What the task asks –
Within the material below, how many lines contain the word "Arbeitsgemeinschaft"? Give that number only.

Segment Open

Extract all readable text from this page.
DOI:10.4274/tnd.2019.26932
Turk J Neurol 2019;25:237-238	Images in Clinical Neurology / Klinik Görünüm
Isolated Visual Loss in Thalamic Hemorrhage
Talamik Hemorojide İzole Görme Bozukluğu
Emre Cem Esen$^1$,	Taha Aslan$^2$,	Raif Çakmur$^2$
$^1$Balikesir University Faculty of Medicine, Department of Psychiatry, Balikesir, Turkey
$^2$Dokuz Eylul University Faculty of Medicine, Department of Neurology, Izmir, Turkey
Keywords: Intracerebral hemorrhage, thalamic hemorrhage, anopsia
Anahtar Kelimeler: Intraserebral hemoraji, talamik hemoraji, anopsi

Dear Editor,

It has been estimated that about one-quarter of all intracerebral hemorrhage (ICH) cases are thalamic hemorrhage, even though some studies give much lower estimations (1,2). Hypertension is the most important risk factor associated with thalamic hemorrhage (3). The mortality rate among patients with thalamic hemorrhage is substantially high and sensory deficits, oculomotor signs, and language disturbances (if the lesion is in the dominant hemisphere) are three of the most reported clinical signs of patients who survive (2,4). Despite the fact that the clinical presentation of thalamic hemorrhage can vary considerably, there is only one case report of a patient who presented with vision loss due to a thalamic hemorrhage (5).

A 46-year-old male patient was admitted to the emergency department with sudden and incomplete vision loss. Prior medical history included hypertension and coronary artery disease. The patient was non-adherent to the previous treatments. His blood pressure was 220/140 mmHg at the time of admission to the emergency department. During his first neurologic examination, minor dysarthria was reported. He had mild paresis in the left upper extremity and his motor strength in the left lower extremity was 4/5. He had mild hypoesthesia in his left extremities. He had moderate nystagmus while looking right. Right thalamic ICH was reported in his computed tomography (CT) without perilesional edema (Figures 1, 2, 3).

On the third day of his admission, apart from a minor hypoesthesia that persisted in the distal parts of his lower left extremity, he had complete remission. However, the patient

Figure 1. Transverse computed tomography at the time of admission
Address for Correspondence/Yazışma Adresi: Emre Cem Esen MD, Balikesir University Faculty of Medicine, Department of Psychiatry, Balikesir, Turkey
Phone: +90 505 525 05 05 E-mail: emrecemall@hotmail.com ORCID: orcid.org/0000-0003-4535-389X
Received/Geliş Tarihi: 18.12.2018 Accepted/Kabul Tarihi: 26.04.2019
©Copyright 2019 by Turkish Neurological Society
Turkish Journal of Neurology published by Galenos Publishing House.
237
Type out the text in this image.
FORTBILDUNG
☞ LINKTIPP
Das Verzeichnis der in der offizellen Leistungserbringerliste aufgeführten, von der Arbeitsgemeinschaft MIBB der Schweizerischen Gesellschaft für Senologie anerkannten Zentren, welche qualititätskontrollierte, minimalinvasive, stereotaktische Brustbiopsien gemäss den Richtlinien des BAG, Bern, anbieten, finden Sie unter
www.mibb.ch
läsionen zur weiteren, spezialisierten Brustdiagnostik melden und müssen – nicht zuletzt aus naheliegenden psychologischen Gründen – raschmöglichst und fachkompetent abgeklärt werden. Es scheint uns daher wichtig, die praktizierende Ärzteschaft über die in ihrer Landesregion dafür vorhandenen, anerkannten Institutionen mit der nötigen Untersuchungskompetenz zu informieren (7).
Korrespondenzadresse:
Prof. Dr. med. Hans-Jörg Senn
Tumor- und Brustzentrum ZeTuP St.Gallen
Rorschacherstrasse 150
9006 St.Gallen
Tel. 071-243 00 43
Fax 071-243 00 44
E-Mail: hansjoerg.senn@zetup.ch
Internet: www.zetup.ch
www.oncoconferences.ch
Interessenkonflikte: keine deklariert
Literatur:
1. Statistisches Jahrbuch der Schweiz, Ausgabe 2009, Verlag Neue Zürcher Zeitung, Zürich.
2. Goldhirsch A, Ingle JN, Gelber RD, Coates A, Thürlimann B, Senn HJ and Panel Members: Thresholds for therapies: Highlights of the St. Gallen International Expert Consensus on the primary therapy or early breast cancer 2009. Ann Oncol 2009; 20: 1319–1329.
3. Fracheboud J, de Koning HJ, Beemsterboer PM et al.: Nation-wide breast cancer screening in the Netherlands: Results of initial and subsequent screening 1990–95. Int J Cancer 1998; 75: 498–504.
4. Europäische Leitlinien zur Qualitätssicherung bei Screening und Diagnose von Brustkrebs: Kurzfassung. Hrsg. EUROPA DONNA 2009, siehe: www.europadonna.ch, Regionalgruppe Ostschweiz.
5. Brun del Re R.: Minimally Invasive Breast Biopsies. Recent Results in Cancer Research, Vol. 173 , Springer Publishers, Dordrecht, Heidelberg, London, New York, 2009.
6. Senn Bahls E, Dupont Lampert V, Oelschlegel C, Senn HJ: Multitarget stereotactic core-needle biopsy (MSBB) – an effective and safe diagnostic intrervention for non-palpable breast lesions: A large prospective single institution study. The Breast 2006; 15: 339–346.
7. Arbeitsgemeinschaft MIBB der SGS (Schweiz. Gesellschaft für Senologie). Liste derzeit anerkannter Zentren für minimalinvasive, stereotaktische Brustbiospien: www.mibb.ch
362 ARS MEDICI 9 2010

Segment Closed
Segment Open

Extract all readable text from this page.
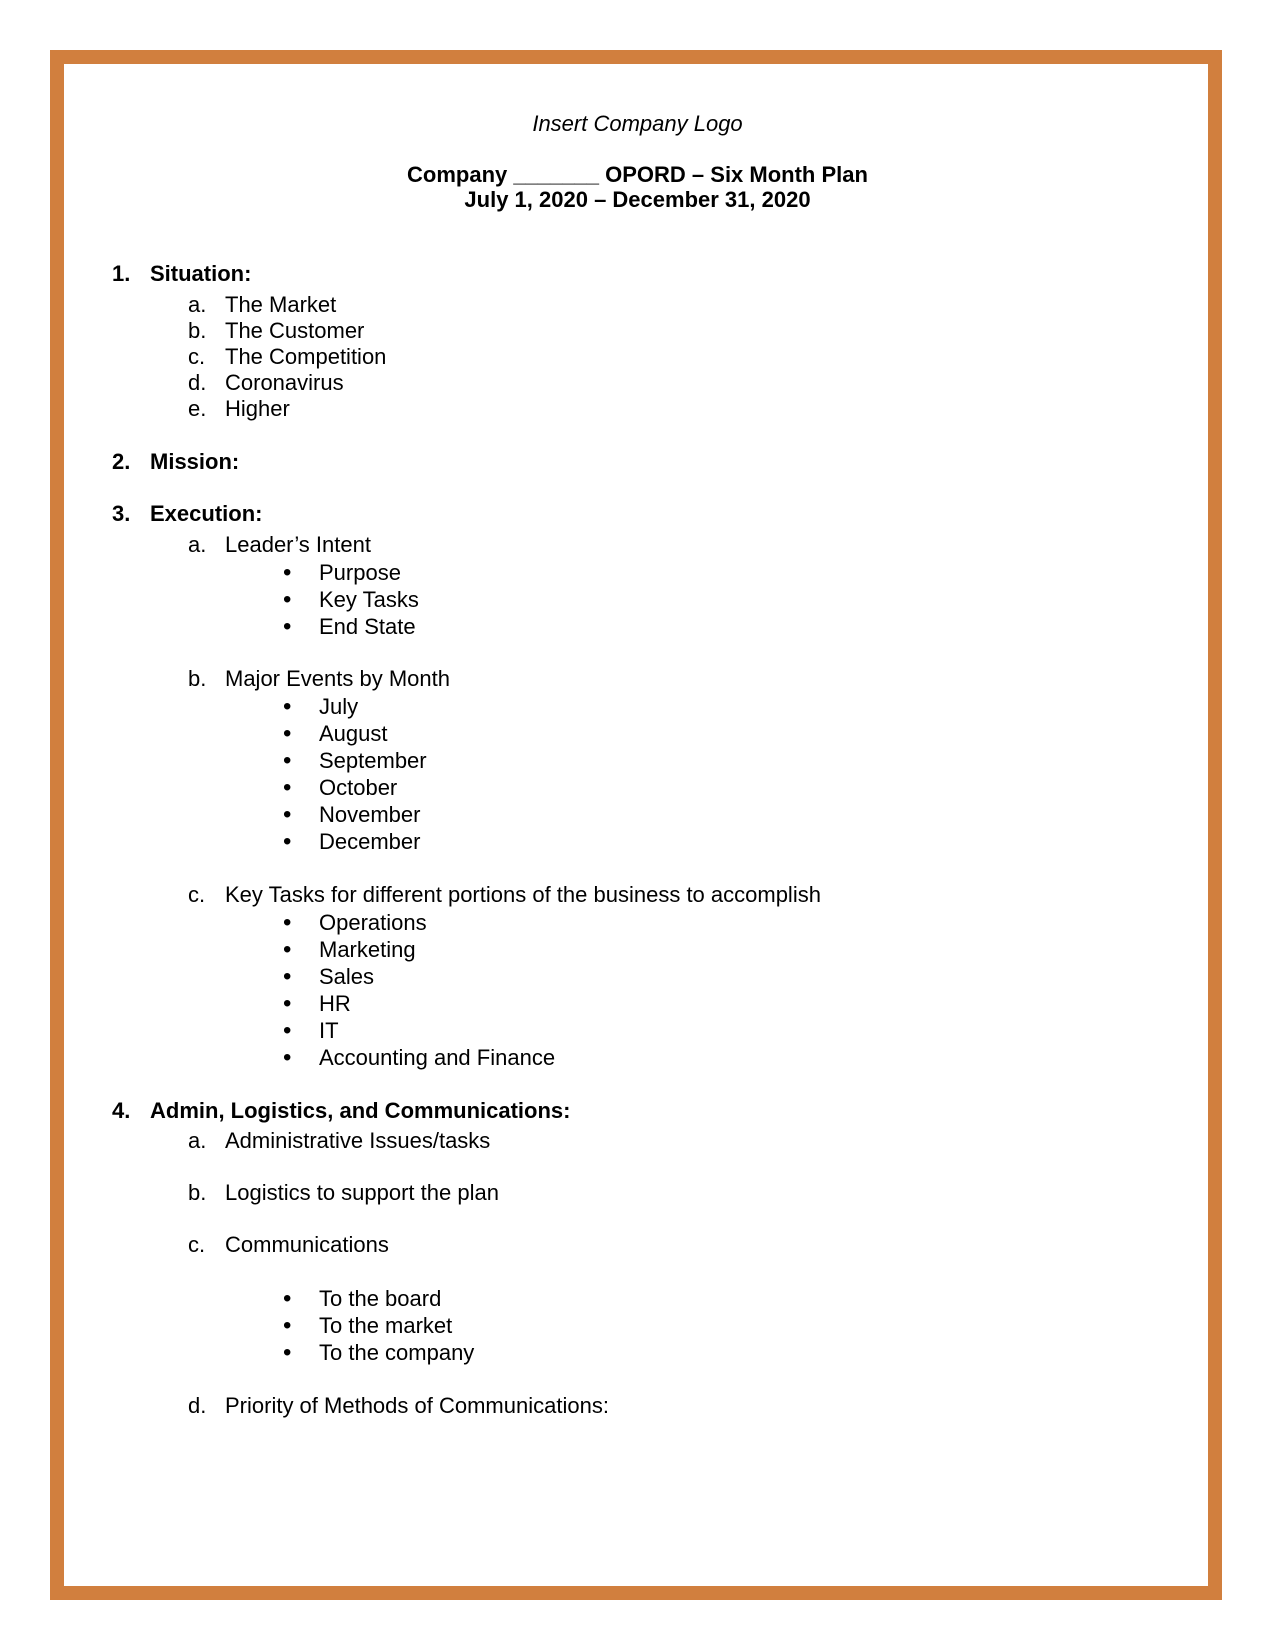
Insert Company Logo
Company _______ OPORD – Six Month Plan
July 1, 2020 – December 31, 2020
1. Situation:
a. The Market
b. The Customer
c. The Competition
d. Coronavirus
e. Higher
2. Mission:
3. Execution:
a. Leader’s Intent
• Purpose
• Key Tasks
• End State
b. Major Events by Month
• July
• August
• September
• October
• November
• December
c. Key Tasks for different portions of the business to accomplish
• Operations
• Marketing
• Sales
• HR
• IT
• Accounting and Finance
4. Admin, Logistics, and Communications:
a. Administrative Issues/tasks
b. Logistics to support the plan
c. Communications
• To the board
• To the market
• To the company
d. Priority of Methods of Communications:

Segment Closed

Task result –
2